# start of DATA IN THIS EXERCISE

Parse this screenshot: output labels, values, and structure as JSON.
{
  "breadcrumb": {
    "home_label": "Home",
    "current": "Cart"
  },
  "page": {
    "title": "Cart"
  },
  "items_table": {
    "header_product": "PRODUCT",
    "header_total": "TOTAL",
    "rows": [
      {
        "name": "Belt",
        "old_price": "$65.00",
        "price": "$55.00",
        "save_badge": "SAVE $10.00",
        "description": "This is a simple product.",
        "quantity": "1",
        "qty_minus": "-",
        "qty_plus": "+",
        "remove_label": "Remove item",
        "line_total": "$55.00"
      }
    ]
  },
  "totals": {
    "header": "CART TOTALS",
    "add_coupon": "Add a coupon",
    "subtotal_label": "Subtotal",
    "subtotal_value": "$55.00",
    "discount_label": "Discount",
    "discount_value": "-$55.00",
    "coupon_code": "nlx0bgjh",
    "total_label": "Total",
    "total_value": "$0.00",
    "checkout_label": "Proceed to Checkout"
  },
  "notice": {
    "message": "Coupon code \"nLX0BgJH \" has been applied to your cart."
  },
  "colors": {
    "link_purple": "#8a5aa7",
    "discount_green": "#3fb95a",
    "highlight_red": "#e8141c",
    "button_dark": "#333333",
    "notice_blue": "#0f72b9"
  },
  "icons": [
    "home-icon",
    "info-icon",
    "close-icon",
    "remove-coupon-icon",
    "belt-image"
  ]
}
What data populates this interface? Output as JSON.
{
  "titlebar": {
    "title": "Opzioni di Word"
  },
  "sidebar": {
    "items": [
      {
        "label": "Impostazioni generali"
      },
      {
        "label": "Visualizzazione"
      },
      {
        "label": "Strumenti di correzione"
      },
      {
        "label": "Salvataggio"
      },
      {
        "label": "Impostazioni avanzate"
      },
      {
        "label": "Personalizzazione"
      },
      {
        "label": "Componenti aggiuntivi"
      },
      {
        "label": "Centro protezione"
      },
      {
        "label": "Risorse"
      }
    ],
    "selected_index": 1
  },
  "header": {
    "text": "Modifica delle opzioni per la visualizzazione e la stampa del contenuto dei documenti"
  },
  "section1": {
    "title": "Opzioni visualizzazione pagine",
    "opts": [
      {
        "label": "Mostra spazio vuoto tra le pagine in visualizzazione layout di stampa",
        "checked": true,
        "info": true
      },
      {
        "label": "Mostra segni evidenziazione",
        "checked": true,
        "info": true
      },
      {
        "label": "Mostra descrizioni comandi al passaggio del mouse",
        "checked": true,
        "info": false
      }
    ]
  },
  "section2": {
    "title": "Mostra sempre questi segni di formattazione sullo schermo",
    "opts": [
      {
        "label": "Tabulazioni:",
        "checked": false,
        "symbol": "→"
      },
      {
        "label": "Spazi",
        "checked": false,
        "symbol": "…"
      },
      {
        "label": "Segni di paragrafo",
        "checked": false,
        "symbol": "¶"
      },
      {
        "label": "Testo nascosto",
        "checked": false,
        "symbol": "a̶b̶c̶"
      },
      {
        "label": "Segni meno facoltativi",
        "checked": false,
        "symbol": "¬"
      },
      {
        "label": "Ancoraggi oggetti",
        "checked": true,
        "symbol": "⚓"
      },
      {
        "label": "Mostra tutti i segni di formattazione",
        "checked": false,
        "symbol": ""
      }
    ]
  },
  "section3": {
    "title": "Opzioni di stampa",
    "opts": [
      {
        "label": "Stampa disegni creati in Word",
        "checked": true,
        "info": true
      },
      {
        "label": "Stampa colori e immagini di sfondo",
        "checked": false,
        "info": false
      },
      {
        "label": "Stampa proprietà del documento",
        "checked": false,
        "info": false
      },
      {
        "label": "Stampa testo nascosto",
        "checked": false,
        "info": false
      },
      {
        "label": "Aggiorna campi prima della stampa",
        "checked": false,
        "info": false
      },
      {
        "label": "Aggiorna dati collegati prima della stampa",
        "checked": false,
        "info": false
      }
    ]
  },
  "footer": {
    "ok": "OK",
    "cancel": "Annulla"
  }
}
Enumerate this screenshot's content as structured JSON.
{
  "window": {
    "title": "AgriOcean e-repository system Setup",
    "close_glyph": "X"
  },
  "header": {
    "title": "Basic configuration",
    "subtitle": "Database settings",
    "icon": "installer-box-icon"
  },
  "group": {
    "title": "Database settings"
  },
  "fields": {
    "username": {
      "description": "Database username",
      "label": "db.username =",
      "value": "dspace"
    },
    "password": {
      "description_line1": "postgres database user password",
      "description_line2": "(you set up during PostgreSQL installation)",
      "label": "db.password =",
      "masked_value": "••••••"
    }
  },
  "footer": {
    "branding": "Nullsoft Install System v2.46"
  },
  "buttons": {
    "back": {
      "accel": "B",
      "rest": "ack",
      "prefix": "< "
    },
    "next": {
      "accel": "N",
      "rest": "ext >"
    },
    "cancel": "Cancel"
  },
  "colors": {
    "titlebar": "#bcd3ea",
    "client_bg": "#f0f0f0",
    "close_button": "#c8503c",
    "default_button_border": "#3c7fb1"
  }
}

# end of DATA IN THIS EXERCISE

▶ _EXERCISE DESCRIPTION_
Print every line of the records exactly. Omit nothing.

▶ _EXPECTED OUTPUT_
Parse this screenshot: output labels, values, and structure as JSON.
{
  "breadcrumb": {
    "home_label": "Home",
    "current": "Cart"
  },
  "page": {
    "title": "Cart"
  },
  "items_table": {
    "header_product": "PRODUCT",
    "header_total": "TOTAL",
    "rows": [
      {
        "name": "Belt",
        "old_price": "$65.00",
        "price": "$55.00",
        "save_badge": "SAVE $10.00",
        "description": "This is a simple product.",
        "quantity": "1",
        "qty_minus": "-",
        "qty_plus": "+",
        "remove_label": "Remove item",
        "line_total": "$55.00"
      }
    ]
  },
  "totals": {
    "header": "CART TOTALS",
    "add_coupon": "Add a coupon",
    "subtotal_label": "Subtotal",
    "subtotal_value": "$55.00",
    "discount_label": "Discount",
    "discount_value": "-$55.00",
    "coupon_code": "nlx0bgjh",
    "total_label": "Total",
    "total_value": "$0.00",
    "checkout_label": "Proceed to Checkout"
  },
  "notice": {
    "message": "Coupon code \"nLX0BgJH \" has been applied to your cart."
  },
  "colors": {
    "link_purple": "#8a5aa7",
    "discount_green": "#3fb95a",
    "highlight_red": "#e8141c",
    "button_dark": "#333333",
    "notice_blue": "#0f72b9"
  },
  "icons": [
    "home-icon",
    "info-icon",
    "close-icon",
    "remove-coupon-icon",
    "belt-image"
  ]
}
What data populates this interface? Output as JSON.
{
  "titlebar": {
    "title": "Opzioni di Word"
  },
  "sidebar": {
    "items": [
      {
        "label": "Impostazioni generali"
      },
      {
        "label": "Visualizzazione"
      },
      {
        "label": "Strumenti di correzione"
      },
      {
        "label": "Salvataggio"
      },
      {
        "label": "Impostazioni avanzate"
      },
      {
        "label": "Personalizzazione"
      },
      {
        "label": "Componenti aggiuntivi"
      },
      {
        "label": "Centro protezione"
      },
      {
        "label": "Risorse"
      }
    ],
    "selected_index": 1
  },
  "header": {
    "text": "Modifica delle opzioni per la visualizzazione e la stampa del contenuto dei documenti"
  },
  "section1": {
    "title": "Opzioni visualizzazione pagine",
    "opts": [
      {
        "label": "Mostra spazio vuoto tra le pagine in visualizzazione layout di stampa",
        "checked": true,
        "info": true
      },
      {
        "label": "Mostra segni evidenziazione",
        "checked": true,
        "info": true
      },
      {
        "label": "Mostra descrizioni comandi al passaggio del mouse",
        "checked": true,
        "info": false
      }
    ]
  },
  "section2": {
    "title": "Mostra sempre questi segni di formattazione sullo schermo",
    "opts": [
      {
        "label": "Tabulazioni:",
        "checked": false,
        "symbol": "→"
      },
      {
        "label": "Spazi",
        "checked": false,
        "symbol": "…"
      },
      {
        "label": "Segni di paragrafo",
        "checked": false,
        "symbol": "¶"
      },
      {
        "label": "Testo nascosto",
        "checked": false,
        "symbol": "a̶b̶c̶"
      },
      {
        "label": "Segni meno facoltativi",
        "checked": false,
        "symbol": "¬"
      },
      {
        "label": "Ancoraggi oggetti",
        "checked": true,
        "symbol": "⚓"
      },
      {
        "label": "Mostra tutti i segni di formattazione",
        "checked": false,
        "symbol": ""
      }
    ]
  },
  "section3": {
    "title": "Opzioni di stampa",
    "opts": [
      {
        "label": "Stampa disegni creati in Word",
        "checked": true,
        "info": true
      },
      {
        "label": "Stampa colori e immagini di sfondo",
        "checked": false,
        "info": false
      },
      {
        "label": "Stampa proprietà del documento",
        "checked": false,
        "info": false
      },
      {
        "label": "Stampa testo nascosto",
        "checked": false,
        "info": false
      },
      {
        "label": "Aggiorna campi prima della stampa",
        "checked": false,
        "info": false
      },
      {
        "label": "Aggiorna dati collegati prima della stampa",
        "checked": false,
        "info": false
      }
    ]
  },
  "footer": {
    "ok": "OK",
    "cancel": "Annulla"
  }
}
Enumerate this screenshot's content as structured JSON.
{
  "window": {
    "title": "AgriOcean e-repository system Setup",
    "close_glyph": "X"
  },
  "header": {
    "title": "Basic configuration",
    "subtitle": "Database settings",
    "icon": "installer-box-icon"
  },
  "group": {
    "title": "Database settings"
  },
  "fields": {
    "username": {
      "description": "Database username",
      "label": "db.username =",
      "value": "dspace"
    },
    "password": {
      "description_line1": "postgres database user password",
      "description_line2": "(you set up during PostgreSQL installation)",
      "label": "db.password =",
      "masked_value": "••••••"
    }
  },
  "footer": {
    "branding": "Nullsoft Install System v2.46"
  },
  "buttons": {
    "back": {
      "accel": "B",
      "rest": "ack",
      "prefix": "< "
    },
    "next": {
      "accel": "N",
      "rest": "ext >"
    },
    "cancel": "Cancel"
  },
  "colors": {
    "titlebar": "#bcd3ea",
    "client_bg": "#f0f0f0",
    "close_button": "#c8503c",
    "default_button_border": "#3c7fb1"
  }
}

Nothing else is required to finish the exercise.